Do this:
Set down, in full, every record in the block.

Records shown:
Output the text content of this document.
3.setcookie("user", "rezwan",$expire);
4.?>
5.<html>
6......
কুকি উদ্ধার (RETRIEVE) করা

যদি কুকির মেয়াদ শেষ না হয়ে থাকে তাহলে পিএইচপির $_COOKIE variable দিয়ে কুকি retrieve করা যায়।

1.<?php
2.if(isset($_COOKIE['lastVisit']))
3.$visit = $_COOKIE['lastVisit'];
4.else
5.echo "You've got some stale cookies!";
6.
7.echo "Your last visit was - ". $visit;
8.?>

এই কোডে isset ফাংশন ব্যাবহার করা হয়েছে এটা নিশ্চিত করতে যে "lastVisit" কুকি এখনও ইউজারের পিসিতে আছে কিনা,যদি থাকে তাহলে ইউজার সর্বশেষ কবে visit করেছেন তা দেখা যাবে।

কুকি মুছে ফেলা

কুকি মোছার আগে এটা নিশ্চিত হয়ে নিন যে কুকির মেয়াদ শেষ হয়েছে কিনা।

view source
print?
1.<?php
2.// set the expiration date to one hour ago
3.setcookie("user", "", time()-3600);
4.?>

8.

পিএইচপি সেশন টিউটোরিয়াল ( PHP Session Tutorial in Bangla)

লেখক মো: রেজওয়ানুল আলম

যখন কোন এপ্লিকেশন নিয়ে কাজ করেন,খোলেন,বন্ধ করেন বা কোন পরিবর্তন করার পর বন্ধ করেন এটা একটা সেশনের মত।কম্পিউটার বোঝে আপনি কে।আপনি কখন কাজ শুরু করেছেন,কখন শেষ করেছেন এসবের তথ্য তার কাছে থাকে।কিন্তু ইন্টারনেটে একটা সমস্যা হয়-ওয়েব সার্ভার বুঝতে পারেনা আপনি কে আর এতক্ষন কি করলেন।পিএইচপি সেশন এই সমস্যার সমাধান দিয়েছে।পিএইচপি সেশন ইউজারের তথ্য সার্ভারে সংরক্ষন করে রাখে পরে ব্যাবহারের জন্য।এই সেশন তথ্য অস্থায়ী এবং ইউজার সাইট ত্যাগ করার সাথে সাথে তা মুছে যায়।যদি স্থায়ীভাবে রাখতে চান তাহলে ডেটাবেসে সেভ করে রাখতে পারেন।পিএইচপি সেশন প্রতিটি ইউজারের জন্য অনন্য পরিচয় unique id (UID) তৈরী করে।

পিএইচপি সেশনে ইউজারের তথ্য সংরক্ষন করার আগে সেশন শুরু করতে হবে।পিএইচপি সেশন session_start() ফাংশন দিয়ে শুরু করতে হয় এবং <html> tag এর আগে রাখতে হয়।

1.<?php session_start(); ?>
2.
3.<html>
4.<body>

Correct answer:
Output the text content of this document.
3.setcookie("user", "rezwan",$expire);
4.?>
5.<html>
6......
কুকি উদ্ধার (RETRIEVE) করা

যদি কুকির মেয়াদ শেষ না হয়ে থাকে তাহলে পিএইচপির $_COOKIE variable দিয়ে কুকি retrieve করা যায়।

1.<?php
2.if(isset($_COOKIE['lastVisit']))
3.$visit = $_COOKIE['lastVisit'];
4.else
5.echo "You've got some stale cookies!";
6.
7.echo "Your last visit was - ". $visit;
8.?>

এই কোডে isset ফাংশন ব্যাবহার করা হয়েছে এটা নিশ্চিত করতে যে "lastVisit" কুকি এখনও ইউজারের পিসিতে আছে কিনা,যদি থাকে তাহলে ইউজার সর্বশেষ কবে visit করেছেন তা দেখা যাবে।

কুকি মুছে ফেলা

কুকি মোছার আগে এটা নিশ্চিত হয়ে নিন যে কুকির মেয়াদ শেষ হয়েছে কিনা।

view source
print?
1.<?php
2.// set the expiration date to one hour ago
3.setcookie("user", "", time()-3600);
4.?>

8.

পিএইচপি সেশন টিউটোরিয়াল ( PHP Session Tutorial in Bangla)

লেখক মো: রেজওয়ানুল আলম

যখন কোন এপ্লিকেশন নিয়ে কাজ করেন,খোলেন,বন্ধ করেন বা কোন পরিবর্তন করার পর বন্ধ করেন এটা একটা সেশনের মত।কম্পিউটার বোঝে আপনি কে।আপনি কখন কাজ শুরু করেছেন,কখন শেষ করেছেন এসবের তথ্য তার কাছে থাকে।কিন্তু ইন্টারনেটে একটা সমস্যা হয়-ওয়েব সার্ভার বুঝতে পারেনা আপনি কে আর এতক্ষন কি করলেন।পিএইচপি সেশন এই সমস্যার সমাধান দিয়েছে।পিএইচপি সেশন ইউজারের তথ্য সার্ভারে সংরক্ষন করে রাখে পরে ব্যাবহারের জন্য।এই সেশন তথ্য অস্থায়ী এবং ইউজার সাইট ত্যাগ করার সাথে সাথে তা মুছে যায়।যদি স্থায়ীভাবে রাখতে চান তাহলে ডেটাবেসে সেভ করে রাখতে পারেন।পিএইচপি সেশন প্রতিটি ইউজারের জন্য অনন্য পরিচয় unique id (UID) তৈরী করে।

পিএইচপি সেশনে ইউজারের তথ্য সংরক্ষন করার আগে সেশন শুরু করতে হবে।পিএইচপি সেশন session_start() ফাংশন দিয়ে শুরু করতে হয় এবং <html> tag এর আগে রাখতে হয়।

1.<?php session_start(); ?>
2.
3.<html>
4.<body>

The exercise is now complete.